*Exercise instructions*. Read through the records below and copy each line that uses the word "lvls".

Extracts from a graphics dataset:

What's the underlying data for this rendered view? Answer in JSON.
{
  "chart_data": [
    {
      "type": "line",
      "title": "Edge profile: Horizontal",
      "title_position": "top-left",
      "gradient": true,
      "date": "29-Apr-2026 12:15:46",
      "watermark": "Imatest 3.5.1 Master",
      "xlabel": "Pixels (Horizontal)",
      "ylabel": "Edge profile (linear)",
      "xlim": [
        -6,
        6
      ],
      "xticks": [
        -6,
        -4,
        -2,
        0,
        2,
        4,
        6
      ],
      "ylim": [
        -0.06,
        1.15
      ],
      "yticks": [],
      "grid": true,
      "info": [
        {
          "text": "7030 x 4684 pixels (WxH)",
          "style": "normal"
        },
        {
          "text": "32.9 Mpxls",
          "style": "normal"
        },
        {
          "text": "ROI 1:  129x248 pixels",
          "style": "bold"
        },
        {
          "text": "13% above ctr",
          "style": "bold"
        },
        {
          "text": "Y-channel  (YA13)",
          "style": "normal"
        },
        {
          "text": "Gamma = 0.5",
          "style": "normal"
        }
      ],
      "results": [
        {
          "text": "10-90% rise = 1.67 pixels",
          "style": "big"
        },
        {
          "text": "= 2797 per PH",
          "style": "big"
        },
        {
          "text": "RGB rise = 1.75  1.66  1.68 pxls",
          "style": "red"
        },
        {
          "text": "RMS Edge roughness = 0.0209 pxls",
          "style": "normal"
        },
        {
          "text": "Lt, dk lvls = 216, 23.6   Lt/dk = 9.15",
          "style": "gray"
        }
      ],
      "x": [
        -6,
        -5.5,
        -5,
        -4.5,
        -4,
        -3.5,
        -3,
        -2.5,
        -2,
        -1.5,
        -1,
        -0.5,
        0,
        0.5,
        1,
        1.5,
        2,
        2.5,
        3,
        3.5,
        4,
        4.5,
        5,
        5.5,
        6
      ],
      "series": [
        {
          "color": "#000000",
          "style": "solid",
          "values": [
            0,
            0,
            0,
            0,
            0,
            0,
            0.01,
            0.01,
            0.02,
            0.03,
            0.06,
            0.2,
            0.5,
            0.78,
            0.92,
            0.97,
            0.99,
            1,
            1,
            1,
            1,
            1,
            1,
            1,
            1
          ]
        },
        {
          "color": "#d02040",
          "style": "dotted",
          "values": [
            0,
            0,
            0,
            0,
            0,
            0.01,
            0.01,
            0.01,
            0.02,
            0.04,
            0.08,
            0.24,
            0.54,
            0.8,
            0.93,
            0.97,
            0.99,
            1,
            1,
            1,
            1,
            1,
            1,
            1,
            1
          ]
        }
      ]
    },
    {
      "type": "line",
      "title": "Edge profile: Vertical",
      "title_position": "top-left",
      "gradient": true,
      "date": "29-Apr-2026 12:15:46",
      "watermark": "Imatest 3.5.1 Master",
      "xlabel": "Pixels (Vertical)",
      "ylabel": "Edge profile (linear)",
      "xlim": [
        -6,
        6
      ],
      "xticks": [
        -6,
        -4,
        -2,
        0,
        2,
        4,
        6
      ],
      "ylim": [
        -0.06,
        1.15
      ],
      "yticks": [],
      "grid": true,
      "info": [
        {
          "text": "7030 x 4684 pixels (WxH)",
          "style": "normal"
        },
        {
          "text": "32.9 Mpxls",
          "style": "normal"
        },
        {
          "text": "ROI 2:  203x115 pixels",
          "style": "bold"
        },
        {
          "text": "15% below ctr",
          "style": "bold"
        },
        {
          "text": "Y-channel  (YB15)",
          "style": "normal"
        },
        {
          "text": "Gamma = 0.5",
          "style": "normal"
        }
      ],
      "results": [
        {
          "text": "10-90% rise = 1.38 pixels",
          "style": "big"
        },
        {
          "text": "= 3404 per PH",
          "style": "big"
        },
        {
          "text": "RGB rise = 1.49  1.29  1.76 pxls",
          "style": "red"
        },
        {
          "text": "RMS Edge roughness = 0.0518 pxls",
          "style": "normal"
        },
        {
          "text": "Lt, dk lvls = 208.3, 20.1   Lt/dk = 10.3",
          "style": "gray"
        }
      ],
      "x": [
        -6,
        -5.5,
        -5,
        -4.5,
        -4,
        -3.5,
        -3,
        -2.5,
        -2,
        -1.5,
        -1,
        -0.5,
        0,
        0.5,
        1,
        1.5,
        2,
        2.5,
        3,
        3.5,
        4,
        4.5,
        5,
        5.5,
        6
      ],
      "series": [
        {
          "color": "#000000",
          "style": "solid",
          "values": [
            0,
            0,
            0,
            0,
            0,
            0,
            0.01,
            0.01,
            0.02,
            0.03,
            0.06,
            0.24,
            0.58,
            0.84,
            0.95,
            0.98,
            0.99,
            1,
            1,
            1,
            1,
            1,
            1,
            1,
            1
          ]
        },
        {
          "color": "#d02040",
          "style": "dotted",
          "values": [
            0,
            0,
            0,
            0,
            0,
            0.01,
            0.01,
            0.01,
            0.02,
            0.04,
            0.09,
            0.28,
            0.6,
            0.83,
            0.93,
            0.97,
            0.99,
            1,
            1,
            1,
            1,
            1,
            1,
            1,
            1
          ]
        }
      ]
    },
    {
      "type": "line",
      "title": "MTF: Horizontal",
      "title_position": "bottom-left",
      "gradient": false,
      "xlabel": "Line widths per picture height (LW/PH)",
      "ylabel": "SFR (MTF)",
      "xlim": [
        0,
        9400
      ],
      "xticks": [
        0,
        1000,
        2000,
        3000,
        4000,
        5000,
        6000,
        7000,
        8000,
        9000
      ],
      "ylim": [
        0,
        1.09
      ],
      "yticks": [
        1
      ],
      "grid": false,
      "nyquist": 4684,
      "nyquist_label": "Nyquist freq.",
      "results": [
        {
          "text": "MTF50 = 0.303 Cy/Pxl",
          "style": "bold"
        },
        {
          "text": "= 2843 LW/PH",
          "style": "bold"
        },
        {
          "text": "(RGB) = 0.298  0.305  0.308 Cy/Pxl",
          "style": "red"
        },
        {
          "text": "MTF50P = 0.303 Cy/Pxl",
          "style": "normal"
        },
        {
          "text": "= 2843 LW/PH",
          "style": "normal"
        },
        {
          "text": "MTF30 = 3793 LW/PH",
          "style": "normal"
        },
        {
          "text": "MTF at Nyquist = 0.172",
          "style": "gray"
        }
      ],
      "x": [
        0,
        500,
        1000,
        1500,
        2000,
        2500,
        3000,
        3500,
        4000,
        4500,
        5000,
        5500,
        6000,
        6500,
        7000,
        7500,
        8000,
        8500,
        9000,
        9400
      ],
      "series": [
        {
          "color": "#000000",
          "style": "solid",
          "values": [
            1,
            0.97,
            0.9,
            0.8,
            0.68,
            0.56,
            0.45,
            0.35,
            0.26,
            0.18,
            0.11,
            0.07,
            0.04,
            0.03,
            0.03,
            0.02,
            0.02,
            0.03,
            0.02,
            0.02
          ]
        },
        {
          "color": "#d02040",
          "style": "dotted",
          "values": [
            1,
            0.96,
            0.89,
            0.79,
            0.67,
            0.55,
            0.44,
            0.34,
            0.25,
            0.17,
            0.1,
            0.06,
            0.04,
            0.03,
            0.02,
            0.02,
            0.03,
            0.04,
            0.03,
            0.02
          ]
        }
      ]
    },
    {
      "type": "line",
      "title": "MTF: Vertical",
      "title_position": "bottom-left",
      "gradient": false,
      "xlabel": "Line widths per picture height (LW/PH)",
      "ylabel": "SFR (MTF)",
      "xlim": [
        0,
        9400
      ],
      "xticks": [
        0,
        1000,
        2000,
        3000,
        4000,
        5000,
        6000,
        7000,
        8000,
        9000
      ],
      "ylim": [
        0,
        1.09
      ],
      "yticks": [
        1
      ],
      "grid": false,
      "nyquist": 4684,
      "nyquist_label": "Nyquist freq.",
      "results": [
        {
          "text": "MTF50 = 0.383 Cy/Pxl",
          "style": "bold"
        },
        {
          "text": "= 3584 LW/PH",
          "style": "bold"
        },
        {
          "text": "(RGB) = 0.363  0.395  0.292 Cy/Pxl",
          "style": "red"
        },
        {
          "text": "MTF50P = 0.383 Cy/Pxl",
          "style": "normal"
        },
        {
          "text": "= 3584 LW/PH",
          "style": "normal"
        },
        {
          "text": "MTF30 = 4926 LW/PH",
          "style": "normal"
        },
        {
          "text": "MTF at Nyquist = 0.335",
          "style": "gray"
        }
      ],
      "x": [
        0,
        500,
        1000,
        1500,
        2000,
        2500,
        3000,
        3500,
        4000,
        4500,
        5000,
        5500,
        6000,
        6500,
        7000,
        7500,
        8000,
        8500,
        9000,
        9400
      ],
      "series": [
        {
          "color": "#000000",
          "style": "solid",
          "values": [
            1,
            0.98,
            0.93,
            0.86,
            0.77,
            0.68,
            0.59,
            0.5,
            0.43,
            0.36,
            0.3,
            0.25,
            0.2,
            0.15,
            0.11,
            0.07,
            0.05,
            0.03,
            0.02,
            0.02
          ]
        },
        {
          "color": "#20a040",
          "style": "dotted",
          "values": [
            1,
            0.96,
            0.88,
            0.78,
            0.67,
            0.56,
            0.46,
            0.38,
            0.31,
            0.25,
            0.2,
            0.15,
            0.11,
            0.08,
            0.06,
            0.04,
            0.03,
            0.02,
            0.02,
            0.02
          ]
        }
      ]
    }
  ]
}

*Full answer*.
          "text": "Lt, dk lvls = 216, 23.6   Lt/dk = 9.15",
          "text": "Lt, dk lvls = 208.3, 20.1   Lt/dk = 10.3",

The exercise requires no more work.